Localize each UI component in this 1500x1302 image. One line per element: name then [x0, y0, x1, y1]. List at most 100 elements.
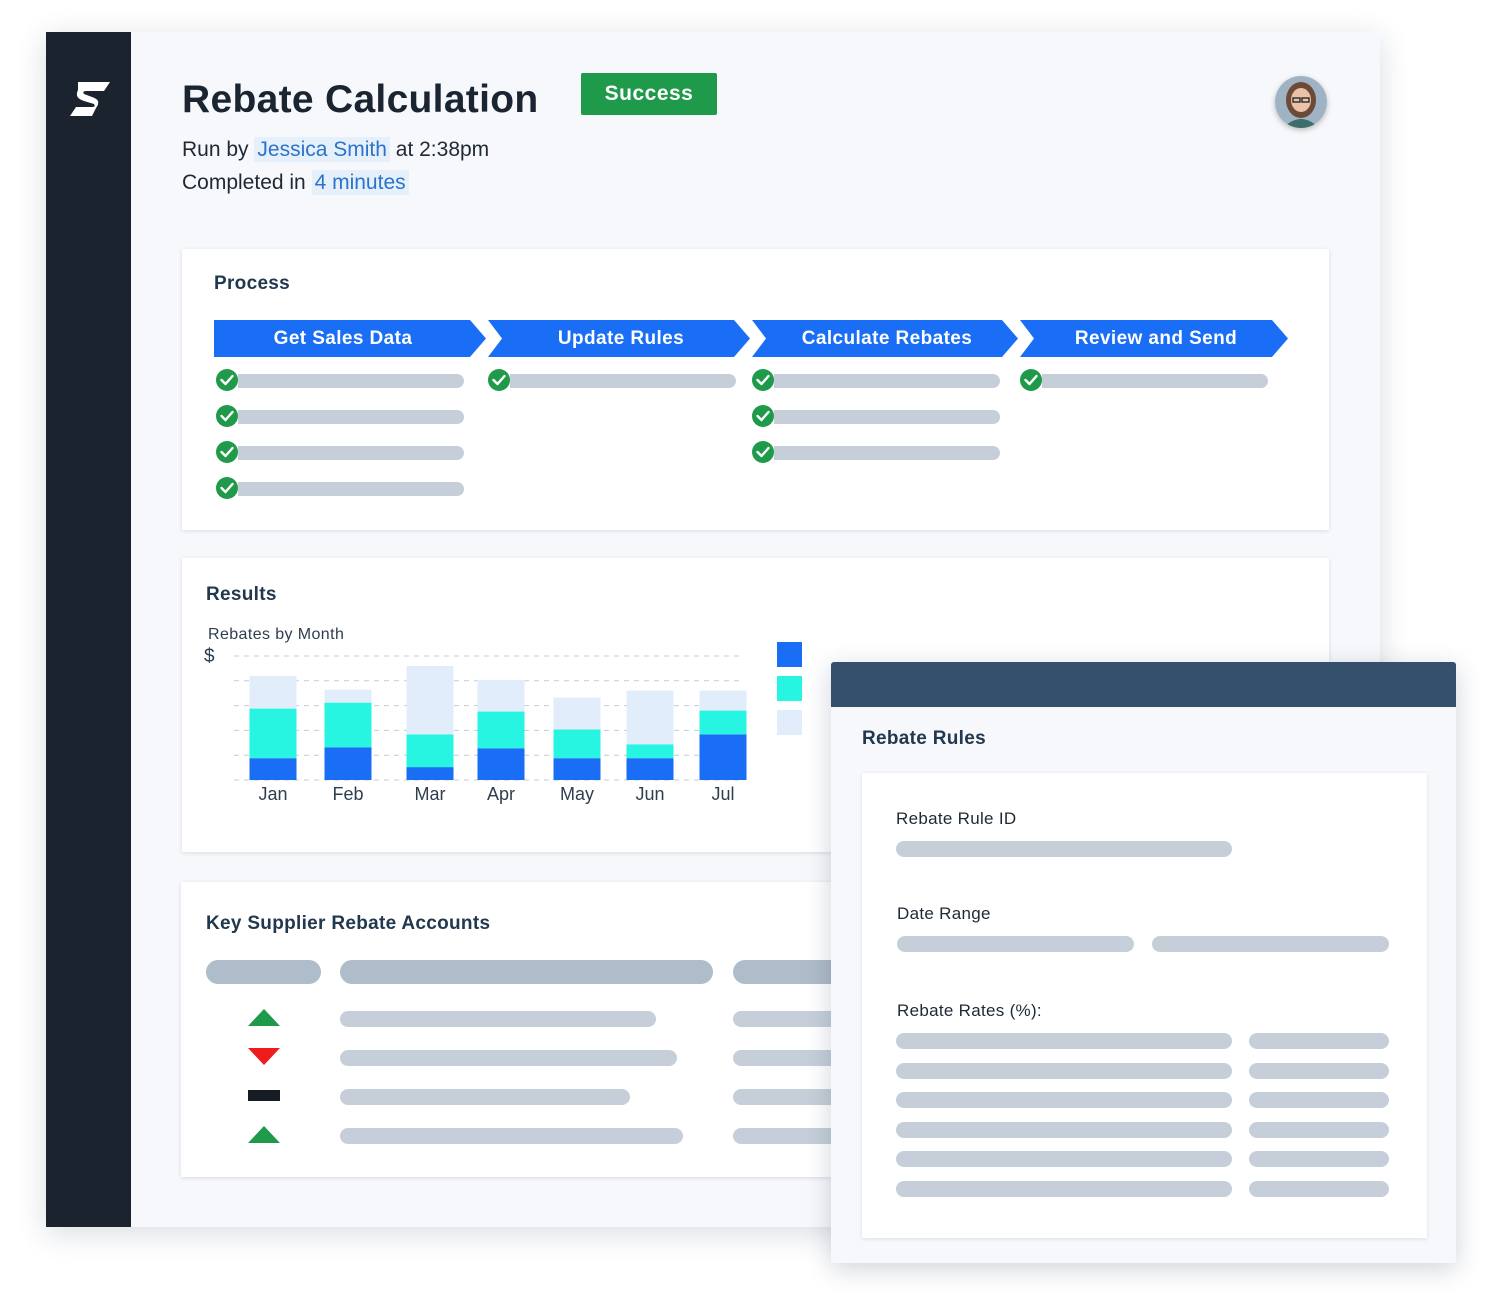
run-info: Run by Jessica Smith at 2:38pm: [182, 137, 490, 162]
chart-bar-segment: [406, 665, 454, 735]
account-name-placeholder[interactable]: [340, 1128, 683, 1144]
chart-bar-segment: [249, 708, 297, 759]
chart-bar-segment: [699, 690, 747, 711]
avatar-icon: [1275, 76, 1327, 128]
rebate-rule-id-value[interactable]: [896, 841, 1232, 857]
task-placeholder: [774, 446, 1000, 460]
chart-bar-segment: [626, 690, 674, 745]
rebate-rules-form: Rebate Rule ID Date Range Rebate Rates (…: [862, 773, 1427, 1238]
task-row: [216, 477, 468, 499]
account-name-placeholder[interactable]: [340, 1089, 630, 1105]
rate-percent-placeholder[interactable]: [1249, 1033, 1389, 1049]
x-tick-label: Apr: [487, 784, 515, 804]
check-icon: [216, 441, 238, 463]
completed-duration: 4 minutes: [311, 170, 409, 195]
run-time: at 2:38pm: [395, 138, 490, 161]
trend-up-icon: [248, 1126, 280, 1149]
rate-percent-placeholder[interactable]: [1249, 1062, 1389, 1079]
panel-header[interactable]: [831, 662, 1456, 707]
rebates-bar-chart: $ Jan Feb Mar Apr May Jun Jul: [204, 642, 802, 804]
chart-bar-segment: [324, 747, 372, 780]
trend-flat-icon: [248, 1087, 280, 1110]
run-by-user-link[interactable]: Jessica Smith: [254, 137, 390, 162]
check-icon: [752, 369, 774, 391]
x-tick-label: May: [560, 784, 594, 804]
rate-tier-placeholder[interactable]: [896, 1033, 1232, 1049]
user-avatar[interactable]: [1275, 76, 1327, 128]
date-range-end[interactable]: [1152, 936, 1389, 952]
task-placeholder: [238, 410, 464, 424]
task-row: [752, 441, 1004, 463]
rebate-rules-panel: Rebate Rules Rebate Rule ID Date Range R…: [831, 662, 1456, 1263]
chart-bar-segment: [477, 711, 525, 749]
chart-bar-segment: [406, 734, 454, 768]
task-placeholder: [1042, 374, 1268, 388]
rate-percent-placeholder[interactable]: [1249, 1180, 1389, 1197]
check-icon: [216, 405, 238, 427]
chart-bar-segment: [324, 702, 372, 748]
rate-tier-placeholder[interactable]: [896, 1180, 1232, 1197]
accounts-title: Key Supplier Rebate Accounts: [206, 913, 491, 934]
chart-bar-segment: [477, 679, 525, 712]
process-card: Process Get Sales Data Update Rules Calc…: [182, 249, 1329, 530]
status-badge: Success: [581, 73, 717, 115]
rate-tier-placeholder[interactable]: [896, 1121, 1232, 1138]
chart-bar-segment: [553, 729, 601, 759]
rate-percent-placeholder[interactable]: [1249, 1151, 1389, 1167]
task-placeholder: [238, 374, 464, 388]
date-range-start[interactable]: [897, 936, 1134, 952]
trend-up-icon: [248, 1009, 280, 1032]
check-icon: [216, 369, 238, 391]
chart-bar-segment: [249, 675, 297, 709]
sidebar: [46, 32, 131, 1227]
chart-bar-segment: [406, 767, 454, 780]
page-title: Rebate Calculation: [182, 78, 539, 121]
x-tick-label: Feb: [332, 784, 363, 804]
x-tick-label: Jun: [635, 784, 664, 804]
step-label: Get Sales Data: [273, 327, 413, 349]
process-title: Process: [214, 273, 291, 294]
account-name-placeholder[interactable]: [340, 1011, 656, 1027]
rebate-rule-id-label: Rebate Rule ID: [896, 809, 1017, 828]
legend-swatch: [777, 642, 802, 667]
task-placeholder: [774, 374, 1000, 388]
task-row: [1020, 369, 1272, 391]
rate-tier-placeholder[interactable]: [896, 1062, 1232, 1079]
step-label: Calculate Rebates: [801, 327, 973, 349]
task-row: [752, 405, 1004, 427]
task-row: [752, 369, 1004, 391]
chart-bar-segment: [553, 758, 601, 780]
task-row: [216, 405, 468, 427]
rate-tier-placeholder[interactable]: [896, 1151, 1232, 1167]
rebate-rules-title: Rebate Rules: [862, 728, 986, 749]
y-axis-label: $: [204, 646, 215, 667]
date-range-label: Date Range: [897, 904, 991, 923]
check-icon: [488, 369, 510, 391]
step-calculate-rebates[interactable]: Calculate Rebates: [752, 320, 1018, 357]
rate-tier-placeholder[interactable]: [896, 1092, 1232, 1108]
check-icon: [752, 441, 774, 463]
rate-percent-placeholder[interactable]: [1249, 1092, 1389, 1108]
x-tick-label: Jul: [711, 784, 734, 804]
column-header-placeholder: [340, 960, 713, 984]
completed-label: Completed in: [182, 171, 306, 194]
account-name-placeholder[interactable]: [340, 1050, 677, 1066]
chart-bar-segment: [249, 758, 297, 780]
step-review-and-send[interactable]: Review and Send: [1020, 320, 1288, 357]
step-get-sales-data[interactable]: Get Sales Data: [214, 320, 486, 357]
chart-bar-segment: [626, 744, 674, 759]
task-placeholder: [238, 482, 464, 496]
check-icon: [752, 405, 774, 427]
task-placeholder: [510, 374, 736, 388]
task-placeholder: [774, 410, 1000, 424]
app-logo-icon[interactable]: [68, 80, 112, 118]
task-placeholder: [238, 446, 464, 460]
rate-percent-placeholder[interactable]: [1249, 1121, 1389, 1138]
task-row: [488, 369, 740, 391]
chart-bar-segment: [699, 734, 747, 780]
step-label: Update Rules: [557, 327, 685, 349]
step-update-rules[interactable]: Update Rules: [488, 320, 750, 357]
chart-bar-segment: [553, 697, 601, 730]
legend-swatch: [777, 710, 802, 735]
chart-bar-segment: [699, 710, 747, 735]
☆ ☆ ☆ ☆
TAREFA A REALIZAR: Repita todas as linhas acima sem nenhuma alteração e deixe as imagens de fora da resposta.

RESPOSTA À TAREFA:
Localize each UI component in this 1500x1302 image. One line per element: name then [x0, y0, x1, y1]. List at most 100 elements.
run-info: Run by Jessica Smith at 2:38pm: [182, 137, 490, 162]
chart-bar-segment: [406, 665, 454, 735]
account-name-placeholder[interactable]: [340, 1128, 683, 1144]
chart-bar-segment: [249, 708, 297, 759]
chart-bar-segment: [699, 690, 747, 711]
avatar-icon: [1275, 76, 1327, 128]
rebate-rule-id-value[interactable]: [896, 841, 1232, 857]
task-placeholder: [774, 446, 1000, 460]
chart-bar-segment: [626, 690, 674, 745]
rebate-rules-form: Rebate Rule ID Date Range Rebate Rates (…: [862, 773, 1427, 1238]
task-row: [216, 477, 468, 499]
account-name-placeholder[interactable]: [340, 1089, 630, 1105]
rate-percent-placeholder[interactable]: [1249, 1033, 1389, 1049]
x-tick-label: Apr: [487, 784, 515, 804]
check-icon: [216, 441, 238, 463]
completed-duration: 4 minutes: [311, 170, 409, 195]
run-time: at 2:38pm: [395, 138, 490, 161]
trend-up-icon: [248, 1126, 280, 1149]
rate-percent-placeholder[interactable]: [1249, 1062, 1389, 1079]
panel-header[interactable]: [831, 662, 1456, 707]
rebates-bar-chart: $ Jan Feb Mar Apr May Jun Jul: [204, 642, 802, 804]
chart-bar-segment: [324, 747, 372, 780]
trend-flat-icon: [248, 1087, 280, 1110]
run-by-user-link[interactable]: Jessica Smith: [254, 137, 390, 162]
check-icon: [752, 369, 774, 391]
x-tick-label: May: [560, 784, 594, 804]
rate-tier-placeholder[interactable]: [896, 1033, 1232, 1049]
user-avatar[interactable]: [1275, 76, 1327, 128]
date-range-end[interactable]: [1152, 936, 1389, 952]
task-placeholder: [238, 410, 464, 424]
task-row: [752, 441, 1004, 463]
rebate-rules-panel: Rebate Rules Rebate Rule ID Date Range R…: [831, 662, 1456, 1263]
chart-bar-segment: [477, 711, 525, 749]
chart-bar-segment: [406, 734, 454, 768]
task-placeholder: [1042, 374, 1268, 388]
rate-percent-placeholder[interactable]: [1249, 1180, 1389, 1197]
check-icon: [216, 405, 238, 427]
chart-bar-segment: [324, 702, 372, 748]
rate-tier-placeholder[interactable]: [896, 1180, 1232, 1197]
accounts-title: Key Supplier Rebate Accounts: [206, 913, 491, 934]
chart-bar-segment: [477, 679, 525, 712]
process-card: Process Get Sales Data Update Rules Calc…: [182, 249, 1329, 530]
status-badge: Success: [581, 73, 717, 115]
rate-tier-placeholder[interactable]: [896, 1121, 1232, 1138]
chart-bar-segment: [553, 729, 601, 759]
rate-percent-placeholder[interactable]: [1249, 1151, 1389, 1167]
task-placeholder: [238, 374, 464, 388]
date-range-start[interactable]: [897, 936, 1134, 952]
trend-up-icon: [248, 1009, 280, 1032]
check-icon: [216, 369, 238, 391]
chart-bar-segment: [249, 675, 297, 709]
sidebar: [46, 32, 131, 1227]
chart-bar-segment: [406, 767, 454, 780]
page-title: Rebate Calculation: [182, 78, 539, 121]
x-tick-label: Feb: [332, 784, 363, 804]
x-tick-label: Jun: [635, 784, 664, 804]
step-label: Get Sales Data: [273, 327, 413, 349]
process-title: Process: [214, 273, 291, 294]
account-name-placeholder[interactable]: [340, 1011, 656, 1027]
rebate-rule-id-label: Rebate Rule ID: [896, 809, 1017, 828]
legend-swatch: [777, 642, 802, 667]
task-placeholder: [774, 374, 1000, 388]
task-row: [1020, 369, 1272, 391]
rate-tier-placeholder[interactable]: [896, 1062, 1232, 1079]
step-label: Calculate Rebates: [801, 327, 973, 349]
task-row: [752, 405, 1004, 427]
task-row: [752, 369, 1004, 391]
chart-bar-segment: [553, 758, 601, 780]
task-row: [216, 405, 468, 427]
rate-tier-placeholder[interactable]: [896, 1151, 1232, 1167]
rebate-rules-title: Rebate Rules: [862, 728, 986, 749]
y-axis-label: $: [204, 646, 215, 667]
date-range-label: Date Range: [897, 904, 991, 923]
check-icon: [488, 369, 510, 391]
step-calculate-rebates[interactable]: Calculate Rebates: [752, 320, 1018, 357]
rate-tier-placeholder[interactable]: [896, 1092, 1232, 1108]
check-icon: [752, 441, 774, 463]
rate-percent-placeholder[interactable]: [1249, 1092, 1389, 1108]
x-tick-label: Jul: [711, 784, 734, 804]
column-header-placeholder: [340, 960, 713, 984]
completed-label: Completed in: [182, 171, 306, 194]
account-name-placeholder[interactable]: [340, 1050, 677, 1066]
chart-bar-segment: [249, 758, 297, 780]
step-review-and-send[interactable]: Review and Send: [1020, 320, 1288, 357]
step-get-sales-data[interactable]: Get Sales Data: [214, 320, 486, 357]
chart-bar-segment: [626, 744, 674, 759]
task-placeholder: [238, 482, 464, 496]
check-icon: [752, 405, 774, 427]
task-placeholder: [510, 374, 736, 388]
task-placeholder: [774, 410, 1000, 424]
app-logo-icon[interactable]: [68, 80, 112, 118]
task-placeholder: [238, 446, 464, 460]
rate-percent-placeholder[interactable]: [1249, 1121, 1389, 1138]
task-row: [488, 369, 740, 391]
chart-bar-segment: [699, 734, 747, 780]
step-label: Update Rules: [557, 327, 685, 349]
step-update-rules[interactable]: Update Rules: [488, 320, 750, 357]
chart-bar-segment: [553, 697, 601, 730]
legend-swatch: [777, 710, 802, 735]
chart-bar-segment: [699, 710, 747, 735]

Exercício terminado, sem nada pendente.